## What to produce:
Which lines in the records below contain the word "刺杀的方法"? Copy each of them.

## The input:
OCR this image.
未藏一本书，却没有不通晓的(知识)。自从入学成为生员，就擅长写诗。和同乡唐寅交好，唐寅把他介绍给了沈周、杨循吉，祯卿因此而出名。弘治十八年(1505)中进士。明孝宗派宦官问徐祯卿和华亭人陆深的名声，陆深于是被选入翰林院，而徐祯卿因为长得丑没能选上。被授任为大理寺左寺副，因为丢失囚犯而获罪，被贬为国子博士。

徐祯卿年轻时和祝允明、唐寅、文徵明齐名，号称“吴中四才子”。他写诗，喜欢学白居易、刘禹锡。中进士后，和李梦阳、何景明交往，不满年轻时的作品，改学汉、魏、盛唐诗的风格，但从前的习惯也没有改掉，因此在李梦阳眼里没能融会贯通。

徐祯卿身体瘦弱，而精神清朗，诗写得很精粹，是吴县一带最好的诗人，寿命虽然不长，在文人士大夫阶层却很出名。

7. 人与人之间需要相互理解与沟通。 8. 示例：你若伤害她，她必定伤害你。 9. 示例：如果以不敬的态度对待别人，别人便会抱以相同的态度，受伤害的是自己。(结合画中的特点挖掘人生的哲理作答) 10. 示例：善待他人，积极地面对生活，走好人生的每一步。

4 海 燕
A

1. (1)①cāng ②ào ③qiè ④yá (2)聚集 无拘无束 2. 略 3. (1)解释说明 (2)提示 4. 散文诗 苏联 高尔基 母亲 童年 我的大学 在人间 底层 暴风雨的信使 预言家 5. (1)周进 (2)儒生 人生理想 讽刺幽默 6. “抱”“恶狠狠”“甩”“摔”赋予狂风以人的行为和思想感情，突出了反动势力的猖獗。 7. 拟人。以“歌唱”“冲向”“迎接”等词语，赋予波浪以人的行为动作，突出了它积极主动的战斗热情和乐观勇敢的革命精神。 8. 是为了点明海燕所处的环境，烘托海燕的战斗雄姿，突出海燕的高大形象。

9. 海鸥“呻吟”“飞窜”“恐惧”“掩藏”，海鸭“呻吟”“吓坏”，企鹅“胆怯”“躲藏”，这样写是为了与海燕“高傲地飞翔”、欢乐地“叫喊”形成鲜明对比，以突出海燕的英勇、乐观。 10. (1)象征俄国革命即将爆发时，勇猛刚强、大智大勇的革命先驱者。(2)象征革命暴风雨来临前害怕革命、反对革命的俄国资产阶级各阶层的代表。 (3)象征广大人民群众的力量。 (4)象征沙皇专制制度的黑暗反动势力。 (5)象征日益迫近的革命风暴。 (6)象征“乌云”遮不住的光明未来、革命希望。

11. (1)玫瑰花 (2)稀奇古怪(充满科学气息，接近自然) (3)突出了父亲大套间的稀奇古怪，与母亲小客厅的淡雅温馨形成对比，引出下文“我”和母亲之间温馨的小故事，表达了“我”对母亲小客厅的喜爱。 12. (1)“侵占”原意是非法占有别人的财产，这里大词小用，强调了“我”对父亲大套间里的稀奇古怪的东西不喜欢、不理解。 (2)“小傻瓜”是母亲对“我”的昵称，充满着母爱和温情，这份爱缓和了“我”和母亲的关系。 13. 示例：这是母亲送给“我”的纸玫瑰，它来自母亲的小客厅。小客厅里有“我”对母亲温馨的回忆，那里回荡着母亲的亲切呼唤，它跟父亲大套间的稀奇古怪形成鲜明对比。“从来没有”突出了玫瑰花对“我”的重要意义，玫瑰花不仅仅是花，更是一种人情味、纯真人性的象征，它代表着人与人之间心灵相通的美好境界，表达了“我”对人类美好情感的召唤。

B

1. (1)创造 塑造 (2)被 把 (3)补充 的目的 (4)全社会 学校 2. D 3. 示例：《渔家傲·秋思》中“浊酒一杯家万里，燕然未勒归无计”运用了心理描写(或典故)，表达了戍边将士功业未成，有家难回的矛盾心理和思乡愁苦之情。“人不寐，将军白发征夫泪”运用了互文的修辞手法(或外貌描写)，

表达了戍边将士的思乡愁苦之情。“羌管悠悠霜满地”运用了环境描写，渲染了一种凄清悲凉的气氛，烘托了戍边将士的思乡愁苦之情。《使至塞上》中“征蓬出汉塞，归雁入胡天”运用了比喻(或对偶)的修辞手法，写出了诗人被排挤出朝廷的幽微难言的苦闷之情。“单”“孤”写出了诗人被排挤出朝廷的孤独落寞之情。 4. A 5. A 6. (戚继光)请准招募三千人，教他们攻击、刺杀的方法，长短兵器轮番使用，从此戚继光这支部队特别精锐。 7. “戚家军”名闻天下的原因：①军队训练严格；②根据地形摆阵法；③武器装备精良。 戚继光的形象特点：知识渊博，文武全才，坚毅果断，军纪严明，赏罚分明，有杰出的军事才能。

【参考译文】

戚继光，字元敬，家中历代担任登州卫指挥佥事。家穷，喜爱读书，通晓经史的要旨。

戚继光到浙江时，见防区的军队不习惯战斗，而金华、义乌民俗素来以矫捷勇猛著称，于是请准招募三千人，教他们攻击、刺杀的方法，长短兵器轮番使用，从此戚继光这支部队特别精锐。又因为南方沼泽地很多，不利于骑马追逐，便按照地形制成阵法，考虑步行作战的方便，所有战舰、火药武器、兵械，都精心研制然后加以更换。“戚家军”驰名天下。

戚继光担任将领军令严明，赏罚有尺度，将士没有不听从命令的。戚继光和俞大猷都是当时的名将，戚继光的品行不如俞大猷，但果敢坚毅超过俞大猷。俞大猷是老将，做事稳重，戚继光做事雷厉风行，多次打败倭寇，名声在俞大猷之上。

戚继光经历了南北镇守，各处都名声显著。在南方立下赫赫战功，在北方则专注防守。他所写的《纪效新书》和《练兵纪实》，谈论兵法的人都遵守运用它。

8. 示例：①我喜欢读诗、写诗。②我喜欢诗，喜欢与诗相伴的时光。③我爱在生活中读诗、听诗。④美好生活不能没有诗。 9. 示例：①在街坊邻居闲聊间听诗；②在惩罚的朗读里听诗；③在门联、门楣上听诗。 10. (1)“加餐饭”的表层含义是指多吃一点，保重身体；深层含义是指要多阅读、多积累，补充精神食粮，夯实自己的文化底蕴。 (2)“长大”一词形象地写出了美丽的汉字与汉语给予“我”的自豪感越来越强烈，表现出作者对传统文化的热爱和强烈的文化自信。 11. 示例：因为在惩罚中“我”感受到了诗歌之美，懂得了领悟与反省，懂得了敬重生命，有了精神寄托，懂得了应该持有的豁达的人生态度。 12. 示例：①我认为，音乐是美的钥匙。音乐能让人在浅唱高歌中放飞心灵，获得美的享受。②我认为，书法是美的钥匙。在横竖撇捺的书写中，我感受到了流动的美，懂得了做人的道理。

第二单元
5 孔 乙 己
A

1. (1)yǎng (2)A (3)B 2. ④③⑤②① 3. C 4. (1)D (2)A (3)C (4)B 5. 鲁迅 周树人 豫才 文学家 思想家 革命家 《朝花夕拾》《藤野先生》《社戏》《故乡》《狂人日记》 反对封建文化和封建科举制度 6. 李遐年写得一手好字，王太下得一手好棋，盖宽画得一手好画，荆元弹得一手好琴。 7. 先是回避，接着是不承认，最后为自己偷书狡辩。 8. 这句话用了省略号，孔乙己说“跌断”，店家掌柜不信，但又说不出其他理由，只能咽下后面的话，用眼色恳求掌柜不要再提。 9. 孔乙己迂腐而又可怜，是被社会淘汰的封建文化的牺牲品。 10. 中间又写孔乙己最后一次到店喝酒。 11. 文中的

## Answer below:
表达了戍边将士的思乡愁苦之情。“羌管悠悠霜满地”运用了环境描写，渲染了一种凄清悲凉的气氛，烘托了戍边将士的思乡愁苦之情。《使至塞上》中“征蓬出汉塞，归雁入胡天”运用了比喻(或对偶)的修辞手法，写出了诗人被排挤出朝廷的幽微难言的苦闷之情。“单”“孤”写出了诗人被排挤出朝廷的孤独落寞之情。 4. A 5. A 6. (戚继光)请准招募三千人，教他们攻击、刺杀的方法，长短兵器轮番使用，从此戚继光这支部队特别精锐。 7. “戚家军”名闻天下的原因：①军队训练严格；②根据地形摆阵法；③武器装备精良。 戚继光的形象特点：知识渊博，文武全才，坚毅果断，军纪严明，赏罚分明，有杰出的军事才能。
戚继光到浙江时，见防区的军队不习惯战斗，而金华、义乌民俗素来以矫捷勇猛著称，于是请准招募三千人，教他们攻击、刺杀的方法，长短兵器轮番使用，从此戚继光这支部队特别精锐。又因为南方沼泽地很多，不利于骑马追逐，便按照地形制成阵法，考虑步行作战的方便，所有战舰、火药武器、兵械，都精心研制然后加以更换。“戚家军”驰名天下。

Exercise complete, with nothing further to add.